_TASK OBJECTIVE_.
Produce an exact copy of all the records.

(Collection entries)
○ ○ ○ ○ ○

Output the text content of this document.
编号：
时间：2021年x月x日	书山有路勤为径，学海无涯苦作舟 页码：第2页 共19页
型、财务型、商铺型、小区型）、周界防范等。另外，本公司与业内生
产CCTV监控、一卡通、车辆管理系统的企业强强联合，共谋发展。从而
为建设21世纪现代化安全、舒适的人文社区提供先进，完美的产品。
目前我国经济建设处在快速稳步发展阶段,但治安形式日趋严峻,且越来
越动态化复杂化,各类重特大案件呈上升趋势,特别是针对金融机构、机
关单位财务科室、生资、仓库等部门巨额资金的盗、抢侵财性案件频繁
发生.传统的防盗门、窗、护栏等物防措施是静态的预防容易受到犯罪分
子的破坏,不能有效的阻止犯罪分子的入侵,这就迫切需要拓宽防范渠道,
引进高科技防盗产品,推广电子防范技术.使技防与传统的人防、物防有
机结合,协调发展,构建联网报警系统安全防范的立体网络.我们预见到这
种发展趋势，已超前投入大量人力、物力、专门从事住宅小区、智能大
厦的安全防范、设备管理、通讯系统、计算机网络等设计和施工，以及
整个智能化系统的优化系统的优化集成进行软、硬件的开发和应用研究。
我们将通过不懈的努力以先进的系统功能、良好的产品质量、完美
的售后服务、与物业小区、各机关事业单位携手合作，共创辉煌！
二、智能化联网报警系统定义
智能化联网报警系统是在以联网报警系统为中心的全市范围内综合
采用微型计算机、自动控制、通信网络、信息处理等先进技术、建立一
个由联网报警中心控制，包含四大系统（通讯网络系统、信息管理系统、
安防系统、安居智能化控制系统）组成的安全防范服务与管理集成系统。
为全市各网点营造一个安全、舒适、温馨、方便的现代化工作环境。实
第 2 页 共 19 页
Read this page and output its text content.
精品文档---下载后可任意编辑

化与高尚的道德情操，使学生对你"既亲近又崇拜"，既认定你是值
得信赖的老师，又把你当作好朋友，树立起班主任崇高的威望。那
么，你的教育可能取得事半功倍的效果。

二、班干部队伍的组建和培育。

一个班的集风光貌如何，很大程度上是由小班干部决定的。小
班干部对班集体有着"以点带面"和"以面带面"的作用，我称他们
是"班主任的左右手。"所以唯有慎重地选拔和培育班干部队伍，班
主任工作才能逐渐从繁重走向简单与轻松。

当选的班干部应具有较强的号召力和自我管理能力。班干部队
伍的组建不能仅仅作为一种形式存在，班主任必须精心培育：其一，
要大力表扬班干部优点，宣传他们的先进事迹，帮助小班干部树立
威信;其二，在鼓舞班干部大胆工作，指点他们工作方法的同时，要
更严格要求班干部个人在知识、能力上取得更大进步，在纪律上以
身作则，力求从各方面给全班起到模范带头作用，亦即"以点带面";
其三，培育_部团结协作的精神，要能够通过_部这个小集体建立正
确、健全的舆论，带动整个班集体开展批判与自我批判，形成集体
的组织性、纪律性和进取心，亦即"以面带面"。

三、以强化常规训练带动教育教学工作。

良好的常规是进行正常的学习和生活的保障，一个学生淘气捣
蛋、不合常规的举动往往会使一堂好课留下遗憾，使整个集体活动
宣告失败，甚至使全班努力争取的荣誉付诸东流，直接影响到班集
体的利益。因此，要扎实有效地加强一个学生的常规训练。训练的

○ ○ ○ ○ ○

_RESPONSE FOR THIS EXERCISE_.
Output the text content of this document.
编号：
时间：2021年x月x日	书山有路勤为径，学海无涯苦作舟 页码：第2页 共19页
型、财务型、商铺型、小区型）、周界防范等。另外，本公司与业内生
产CCTV监控、一卡通、车辆管理系统的企业强强联合，共谋发展。从而
为建设21世纪现代化安全、舒适的人文社区提供先进，完美的产品。
目前我国经济建设处在快速稳步发展阶段,但治安形式日趋严峻,且越来
越动态化复杂化,各类重特大案件呈上升趋势,特别是针对金融机构、机
关单位财务科室、生资、仓库等部门巨额资金的盗、抢侵财性案件频繁
发生.传统的防盗门、窗、护栏等物防措施是静态的预防容易受到犯罪分
子的破坏,不能有效的阻止犯罪分子的入侵,这就迫切需要拓宽防范渠道,
引进高科技防盗产品,推广电子防范技术.使技防与传统的人防、物防有
机结合,协调发展,构建联网报警系统安全防范的立体网络.我们预见到这
种发展趋势，已超前投入大量人力、物力、专门从事住宅小区、智能大
厦的安全防范、设备管理、通讯系统、计算机网络等设计和施工，以及
整个智能化系统的优化系统的优化集成进行软、硬件的开发和应用研究。
我们将通过不懈的努力以先进的系统功能、良好的产品质量、完美
的售后服务、与物业小区、各机关事业单位携手合作，共创辉煌！
二、智能化联网报警系统定义
智能化联网报警系统是在以联网报警系统为中心的全市范围内综合
采用微型计算机、自动控制、通信网络、信息处理等先进技术、建立一
个由联网报警中心控制，包含四大系统（通讯网络系统、信息管理系统、
安防系统、安居智能化控制系统）组成的安全防范服务与管理集成系统。
为全市各网点营造一个安全、舒适、温馨、方便的现代化工作环境。实
第 2 页 共 19 页
Read this page and output its text content.
精品文档---下载后可任意编辑

化与高尚的道德情操，使学生对你"既亲近又崇拜"，既认定你是值
得信赖的老师，又把你当作好朋友，树立起班主任崇高的威望。那
么，你的教育可能取得事半功倍的效果。

二、班干部队伍的组建和培育。

一个班的集风光貌如何，很大程度上是由小班干部决定的。小
班干部对班集体有着"以点带面"和"以面带面"的作用，我称他们
是"班主任的左右手。"所以唯有慎重地选拔和培育班干部队伍，班
主任工作才能逐渐从繁重走向简单与轻松。

当选的班干部应具有较强的号召力和自我管理能力。班干部队
伍的组建不能仅仅作为一种形式存在，班主任必须精心培育：其一，
要大力表扬班干部优点，宣传他们的先进事迹，帮助小班干部树立
威信;其二，在鼓舞班干部大胆工作，指点他们工作方法的同时，要
更严格要求班干部个人在知识、能力上取得更大进步，在纪律上以
身作则，力求从各方面给全班起到模范带头作用，亦即"以点带面";
其三，培育_部团结协作的精神，要能够通过_部这个小集体建立正
确、健全的舆论，带动整个班集体开展批判与自我批判，形成集体
的组织性、纪律性和进取心，亦即"以面带面"。

三、以强化常规训练带动教育教学工作。

良好的常规是进行正常的学习和生活的保障，一个学生淘气捣
蛋、不合常规的举动往往会使一堂好课留下遗憾，使整个集体活动
宣告失败，甚至使全班努力争取的荣誉付诸东流，直接影响到班集
体的利益。因此，要扎实有效地加强一个学生的常规训练。训练的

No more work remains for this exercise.